**YOUR TASK**.
Copy out all lines where "What" appears.

************

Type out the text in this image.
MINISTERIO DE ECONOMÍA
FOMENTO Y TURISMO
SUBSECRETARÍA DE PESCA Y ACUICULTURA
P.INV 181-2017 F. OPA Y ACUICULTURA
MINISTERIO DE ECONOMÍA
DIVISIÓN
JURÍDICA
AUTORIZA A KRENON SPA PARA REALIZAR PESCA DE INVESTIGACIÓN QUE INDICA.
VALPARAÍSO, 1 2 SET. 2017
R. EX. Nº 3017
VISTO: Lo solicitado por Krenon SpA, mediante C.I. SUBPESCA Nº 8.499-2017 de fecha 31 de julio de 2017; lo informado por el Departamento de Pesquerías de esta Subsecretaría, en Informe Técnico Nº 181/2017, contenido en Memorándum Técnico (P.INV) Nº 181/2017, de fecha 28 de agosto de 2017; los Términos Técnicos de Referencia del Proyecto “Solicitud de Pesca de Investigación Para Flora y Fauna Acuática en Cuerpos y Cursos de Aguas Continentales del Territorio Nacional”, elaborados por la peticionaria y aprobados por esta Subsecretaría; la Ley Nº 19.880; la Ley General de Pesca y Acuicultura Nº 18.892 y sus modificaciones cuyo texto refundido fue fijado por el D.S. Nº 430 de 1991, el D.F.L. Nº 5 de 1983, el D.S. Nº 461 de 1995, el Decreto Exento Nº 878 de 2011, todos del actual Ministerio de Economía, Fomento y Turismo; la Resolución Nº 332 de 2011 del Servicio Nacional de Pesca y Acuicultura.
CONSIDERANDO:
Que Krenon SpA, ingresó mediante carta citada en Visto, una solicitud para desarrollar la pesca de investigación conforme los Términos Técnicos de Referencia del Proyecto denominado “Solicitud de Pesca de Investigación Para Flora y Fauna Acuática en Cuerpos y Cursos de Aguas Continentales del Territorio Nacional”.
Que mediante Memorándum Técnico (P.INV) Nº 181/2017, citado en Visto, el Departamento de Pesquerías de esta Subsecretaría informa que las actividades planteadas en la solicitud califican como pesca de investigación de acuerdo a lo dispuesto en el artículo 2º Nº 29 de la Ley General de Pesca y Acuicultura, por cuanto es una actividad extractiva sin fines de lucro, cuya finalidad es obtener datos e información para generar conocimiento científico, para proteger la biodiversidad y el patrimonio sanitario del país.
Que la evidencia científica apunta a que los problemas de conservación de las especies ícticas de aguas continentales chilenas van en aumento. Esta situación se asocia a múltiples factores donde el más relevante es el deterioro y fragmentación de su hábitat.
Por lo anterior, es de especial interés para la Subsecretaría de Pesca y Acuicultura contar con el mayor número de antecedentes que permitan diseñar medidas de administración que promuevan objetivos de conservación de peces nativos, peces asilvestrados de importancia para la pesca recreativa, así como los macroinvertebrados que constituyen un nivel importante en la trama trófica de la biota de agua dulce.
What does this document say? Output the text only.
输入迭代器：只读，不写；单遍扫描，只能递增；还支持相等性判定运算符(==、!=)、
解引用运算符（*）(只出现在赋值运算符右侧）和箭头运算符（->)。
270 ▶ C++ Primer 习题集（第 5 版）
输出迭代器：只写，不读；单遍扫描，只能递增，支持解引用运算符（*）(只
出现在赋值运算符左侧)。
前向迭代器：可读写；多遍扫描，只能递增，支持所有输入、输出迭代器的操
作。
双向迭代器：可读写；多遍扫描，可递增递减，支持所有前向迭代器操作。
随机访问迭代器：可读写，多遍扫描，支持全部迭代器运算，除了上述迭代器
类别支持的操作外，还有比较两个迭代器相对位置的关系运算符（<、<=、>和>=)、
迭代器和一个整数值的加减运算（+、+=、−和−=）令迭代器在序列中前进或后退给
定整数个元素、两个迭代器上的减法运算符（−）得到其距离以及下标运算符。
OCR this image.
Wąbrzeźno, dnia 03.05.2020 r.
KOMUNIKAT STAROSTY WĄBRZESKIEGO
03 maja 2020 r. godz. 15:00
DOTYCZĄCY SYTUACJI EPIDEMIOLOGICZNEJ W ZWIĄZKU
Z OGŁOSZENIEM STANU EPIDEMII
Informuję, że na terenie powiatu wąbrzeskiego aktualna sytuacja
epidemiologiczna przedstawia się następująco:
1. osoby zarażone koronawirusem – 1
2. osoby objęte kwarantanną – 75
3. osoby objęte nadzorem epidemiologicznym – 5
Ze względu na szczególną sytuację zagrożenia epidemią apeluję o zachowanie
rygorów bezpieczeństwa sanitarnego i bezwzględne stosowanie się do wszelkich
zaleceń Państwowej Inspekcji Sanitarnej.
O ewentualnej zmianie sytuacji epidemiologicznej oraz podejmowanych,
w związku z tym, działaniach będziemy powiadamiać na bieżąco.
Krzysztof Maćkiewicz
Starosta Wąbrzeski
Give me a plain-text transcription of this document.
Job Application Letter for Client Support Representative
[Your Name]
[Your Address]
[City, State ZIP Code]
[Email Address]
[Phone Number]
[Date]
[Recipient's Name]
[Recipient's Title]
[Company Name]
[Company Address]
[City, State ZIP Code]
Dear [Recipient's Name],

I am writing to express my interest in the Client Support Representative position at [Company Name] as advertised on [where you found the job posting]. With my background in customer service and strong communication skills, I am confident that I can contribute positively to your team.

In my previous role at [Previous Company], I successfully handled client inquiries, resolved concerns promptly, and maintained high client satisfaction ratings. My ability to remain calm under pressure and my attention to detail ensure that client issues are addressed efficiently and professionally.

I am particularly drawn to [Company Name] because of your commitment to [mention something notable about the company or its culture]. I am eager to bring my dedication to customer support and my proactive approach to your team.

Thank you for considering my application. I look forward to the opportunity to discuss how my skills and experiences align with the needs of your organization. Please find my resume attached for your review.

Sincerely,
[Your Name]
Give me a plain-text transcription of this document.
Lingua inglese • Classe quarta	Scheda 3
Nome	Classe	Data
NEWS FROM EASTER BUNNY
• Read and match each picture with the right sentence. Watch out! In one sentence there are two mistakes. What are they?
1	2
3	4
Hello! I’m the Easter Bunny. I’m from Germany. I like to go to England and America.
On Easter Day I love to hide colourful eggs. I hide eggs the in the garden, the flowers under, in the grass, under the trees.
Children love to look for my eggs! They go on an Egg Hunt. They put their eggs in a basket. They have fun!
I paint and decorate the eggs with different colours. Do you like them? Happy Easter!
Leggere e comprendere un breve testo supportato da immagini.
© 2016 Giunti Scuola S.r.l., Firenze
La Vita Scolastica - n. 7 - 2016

************

**SOLUTION TO THIS PROBLEM**.
What does this document say? Output the text only.
• Read and match each picture with the right sentence. Watch out! In one sentence there are two mistakes. What are they?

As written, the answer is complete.